----- Materials provided -----

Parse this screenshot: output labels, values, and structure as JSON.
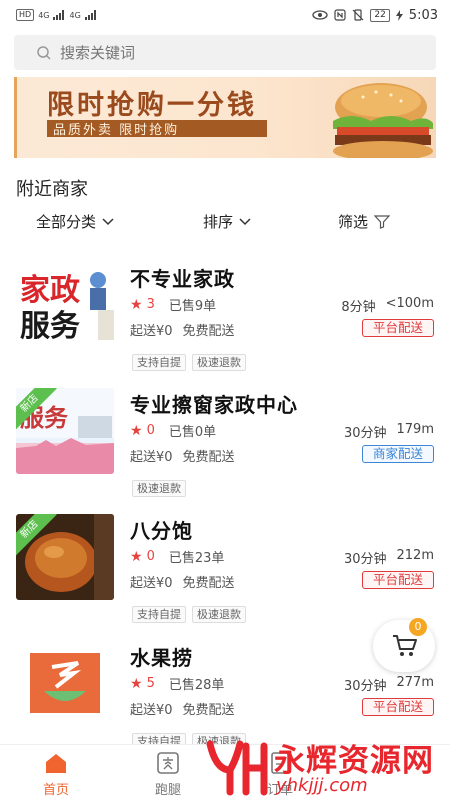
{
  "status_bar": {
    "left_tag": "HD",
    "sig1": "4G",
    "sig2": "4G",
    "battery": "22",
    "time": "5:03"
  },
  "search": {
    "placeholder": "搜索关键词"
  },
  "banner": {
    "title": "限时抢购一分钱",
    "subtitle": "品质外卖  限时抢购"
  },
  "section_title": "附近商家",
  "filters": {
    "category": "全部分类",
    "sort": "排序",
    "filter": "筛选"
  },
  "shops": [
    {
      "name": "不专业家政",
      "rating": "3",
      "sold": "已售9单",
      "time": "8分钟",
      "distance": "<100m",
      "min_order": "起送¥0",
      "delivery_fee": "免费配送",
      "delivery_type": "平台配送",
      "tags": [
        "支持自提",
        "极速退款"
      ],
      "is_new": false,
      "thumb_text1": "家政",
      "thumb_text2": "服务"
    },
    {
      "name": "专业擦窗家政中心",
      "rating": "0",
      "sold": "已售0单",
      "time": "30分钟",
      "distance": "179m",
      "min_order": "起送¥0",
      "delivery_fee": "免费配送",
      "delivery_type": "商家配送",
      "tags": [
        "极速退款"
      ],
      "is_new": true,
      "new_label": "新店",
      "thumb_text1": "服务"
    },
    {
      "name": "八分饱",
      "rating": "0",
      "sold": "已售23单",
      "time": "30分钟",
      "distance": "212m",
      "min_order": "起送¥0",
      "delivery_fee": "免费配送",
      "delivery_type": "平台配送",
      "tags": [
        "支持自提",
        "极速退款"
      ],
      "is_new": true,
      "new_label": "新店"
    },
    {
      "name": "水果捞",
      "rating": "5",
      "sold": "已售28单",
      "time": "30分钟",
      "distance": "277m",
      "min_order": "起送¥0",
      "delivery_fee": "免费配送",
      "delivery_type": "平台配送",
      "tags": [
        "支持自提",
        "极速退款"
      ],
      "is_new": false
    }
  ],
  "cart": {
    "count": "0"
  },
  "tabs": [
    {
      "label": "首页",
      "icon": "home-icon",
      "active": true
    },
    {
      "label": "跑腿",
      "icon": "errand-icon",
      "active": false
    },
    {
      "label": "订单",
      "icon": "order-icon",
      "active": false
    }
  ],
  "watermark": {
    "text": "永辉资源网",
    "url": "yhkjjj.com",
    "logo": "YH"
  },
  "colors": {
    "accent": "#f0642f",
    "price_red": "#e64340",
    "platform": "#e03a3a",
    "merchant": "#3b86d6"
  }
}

-----
----- Materials provided -----

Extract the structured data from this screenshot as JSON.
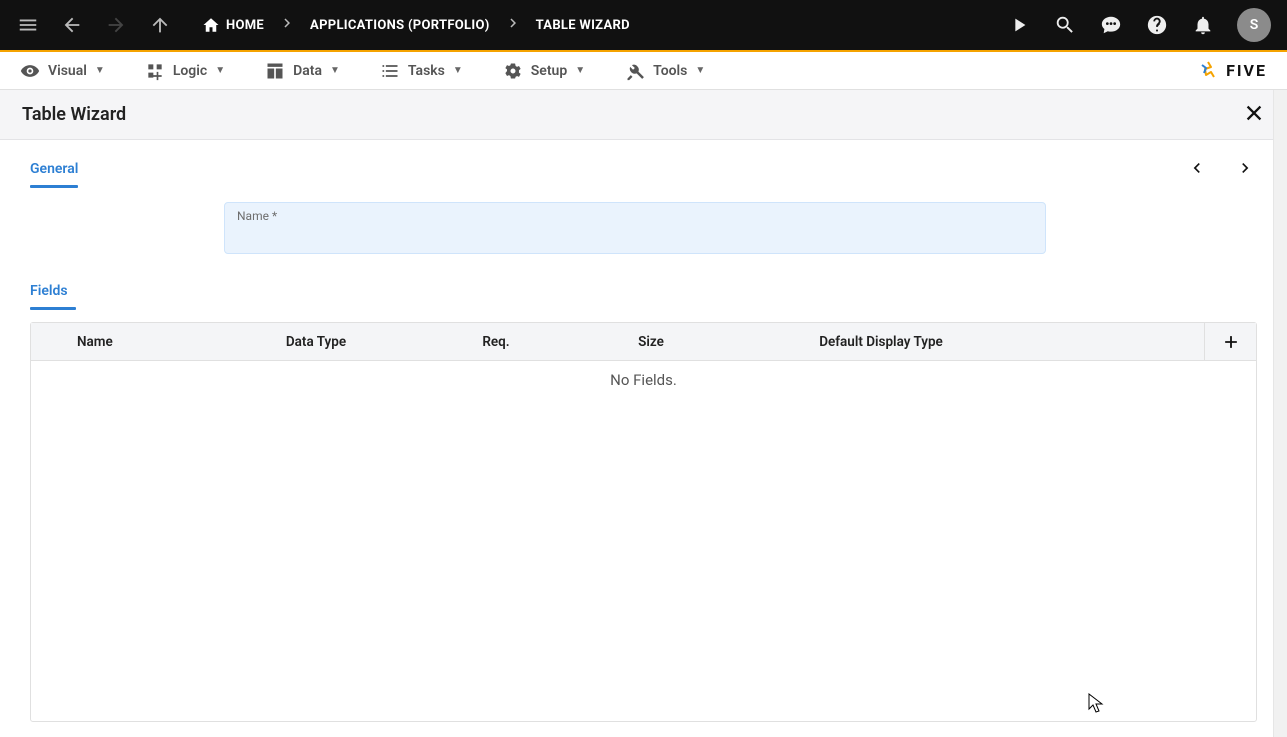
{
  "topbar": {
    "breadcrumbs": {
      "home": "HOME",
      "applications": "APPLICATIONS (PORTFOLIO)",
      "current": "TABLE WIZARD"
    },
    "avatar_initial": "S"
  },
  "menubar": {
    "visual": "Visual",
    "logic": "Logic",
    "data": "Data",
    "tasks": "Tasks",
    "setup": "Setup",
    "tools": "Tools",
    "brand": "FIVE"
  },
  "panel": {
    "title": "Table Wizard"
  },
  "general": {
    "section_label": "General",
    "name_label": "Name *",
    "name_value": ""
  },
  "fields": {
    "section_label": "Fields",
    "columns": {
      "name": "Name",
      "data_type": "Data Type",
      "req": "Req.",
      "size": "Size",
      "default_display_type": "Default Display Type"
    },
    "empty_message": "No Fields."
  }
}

-----

Your instructions: Whenever "icon" turns up in a line, pick that line out.

Worked solution:
      "icon": "home-icon",
      "icon": "errand-icon",
      "icon": "order-icon",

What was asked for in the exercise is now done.